- Work to complete -
Repeat each record below exactly, dropping the pictures.

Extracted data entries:
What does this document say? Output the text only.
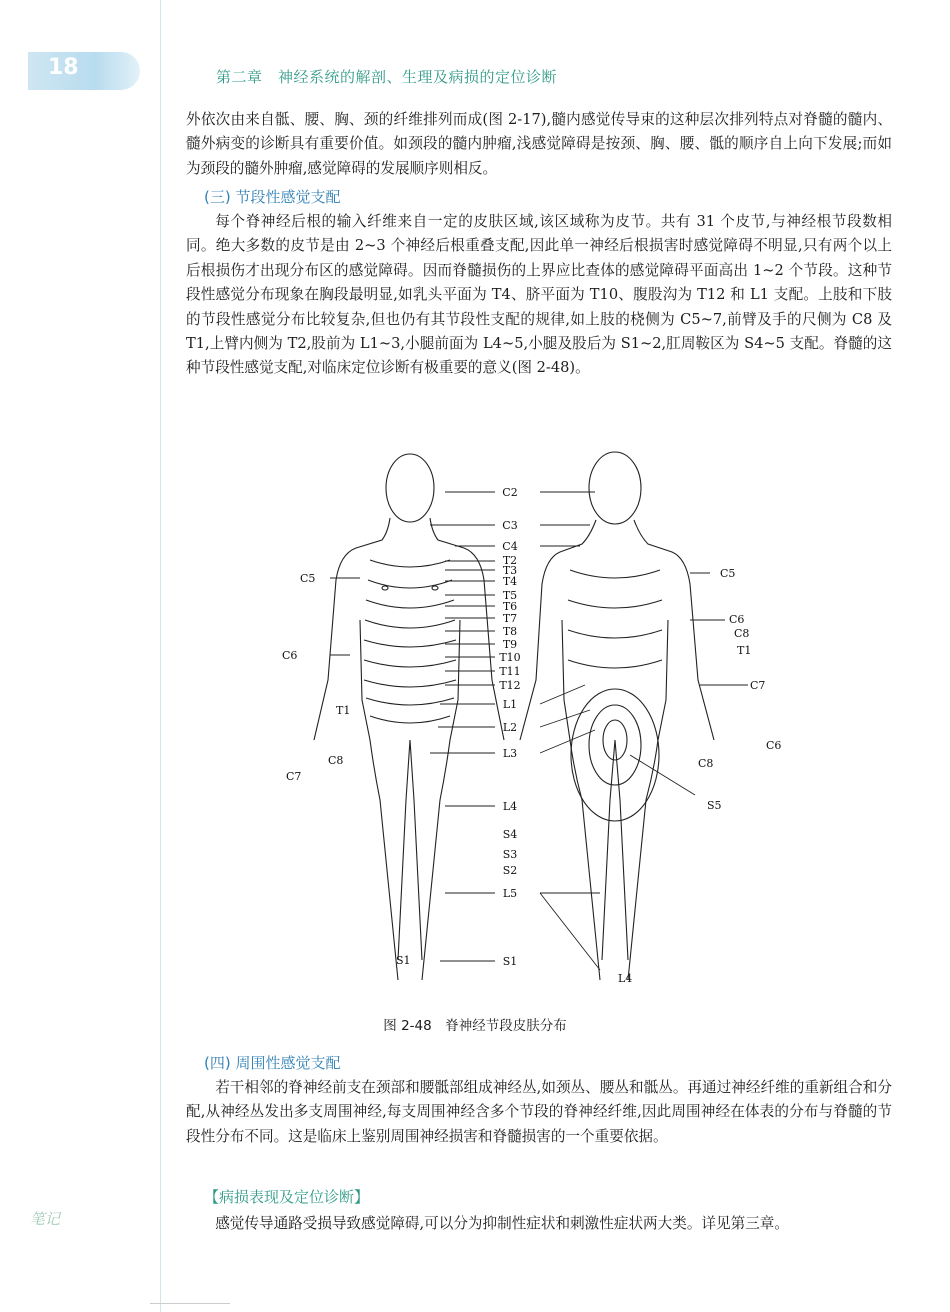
18	第二章　神经系统的解剖、生理及病损的定位诊断

外依次由来自骶、腰、胸、颈的纤维排列而成(图 2-17),髓内感觉传导束的这种层次排列特点对脊髓的髓内、髓外病变的诊断具有重要价值。如颈段的髓内肿瘤,浅感觉障碍是按颈、胸、腰、骶的顺序自上向下发展;而如为颈段的髓外肿瘤,感觉障碍的发展顺序则相反。

(三) 节段性感觉支配

每个脊神经后根的输入纤维来自一定的皮肤区域,该区域称为皮节。共有 31 个皮节,与神经根节段数相同。绝大多数的皮节是由 2~3 个神经后根重叠支配,因此单一神经后根损害时感觉障碍不明显,只有两个以上后根损伤才出现分布区的感觉障碍。因而脊髓损伤的上界应比查体的感觉障碍平面高出 1~2 个节段。这种节段性感觉分布现象在胸段最明显,如乳头平面为 T4、脐平面为 T10、腹股沟为 T12 和 L1 支配。上肢和下肢的节段性感觉分布比较复杂,但也仍有其节段性支配的规律,如上肢的桡侧为 C5~7,前臂及手的尺侧为 C8 及 T1,上臂内侧为 T2,股前为 L1~3,小腿前面为 L4~5,小腿及股后为 S1~2,肛周鞍区为 S4~5 支配。脊髓的这种节段性感觉支配,对临床定位诊断有极重要的意义(图 2-48)。

C2
C3
C4
T2
T3
T4
T5
T6
T7
T8
T9
T10
T11
T12
L1
L2
L3
L4
S4
S3
S2
L5
S1
C5
C6
T1
C8
C7
S1
C5
C6
C8
T1
C7
C6
C8
S5
L4
图 2-48　脊神经节段皮肤分布
(四) 周围性感觉支配

若干相邻的脊神经前支在颈部和腰骶部组成神经丛,如颈丛、腰丛和骶丛。再通过神经纤维的重新组合和分配,从神经丛发出多支周围神经,每支周围神经含多个节段的脊神经纤维,因此周围神经在体表的分布与脊髓的节段性分布不同。这是临床上鉴别周围神经损害和脊髓损害的一个重要依据。

【病损表现及定位诊断】

感觉传导通路受损导致感觉障碍,可以分为抑制性症状和刺激性症状两大类。详见第三章。

笔记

- Full response -
What does this document say? Output the text only.
18	第二章　神经系统的解剖、生理及病损的定位诊断

外依次由来自骶、腰、胸、颈的纤维排列而成(图 2-17),髓内感觉传导束的这种层次排列特点对脊髓的髓内、髓外病变的诊断具有重要价值。如颈段的髓内肿瘤,浅感觉障碍是按颈、胸、腰、骶的顺序自上向下发展;而如为颈段的髓外肿瘤,感觉障碍的发展顺序则相反。

(三) 节段性感觉支配

每个脊神经后根的输入纤维来自一定的皮肤区域,该区域称为皮节。共有 31 个皮节,与神经根节段数相同。绝大多数的皮节是由 2~3 个神经后根重叠支配,因此单一神经后根损害时感觉障碍不明显,只有两个以上后根损伤才出现分布区的感觉障碍。因而脊髓损伤的上界应比查体的感觉障碍平面高出 1~2 个节段。这种节段性感觉分布现象在胸段最明显,如乳头平面为 T4、脐平面为 T10、腹股沟为 T12 和 L1 支配。上肢和下肢的节段性感觉分布比较复杂,但也仍有其节段性支配的规律,如上肢的桡侧为 C5~7,前臂及手的尺侧为 C8 及 T1,上臂内侧为 T2,股前为 L1~3,小腿前面为 L4~5,小腿及股后为 S1~2,肛周鞍区为 S4~5 支配。脊髓的这种节段性感觉支配,对临床定位诊断有极重要的意义(图 2-48)。

C2
C3
C4
T2
T3
T4
T5
T6
T7
T8
T9
T10
T11
T12
L1
L2
L3
L4
S4
S3
S2
L5
S1
C5
C6
T1
C8
C7
S1
C5
C6
C8
T1
C7
C6
C8
S5
L4
图 2-48　脊神经节段皮肤分布
(四) 周围性感觉支配

若干相邻的脊神经前支在颈部和腰骶部组成神经丛,如颈丛、腰丛和骶丛。再通过神经纤维的重新组合和分配,从神经丛发出多支周围神经,每支周围神经含多个节段的脊神经纤维,因此周围神经在体表的分布与脊髓的节段性分布不同。这是临床上鉴别周围神经损害和脊髓损害的一个重要依据。

【病损表现及定位诊断】

感觉传导通路受损导致感觉障碍,可以分为抑制性症状和刺激性症状两大类。详见第三章。

笔记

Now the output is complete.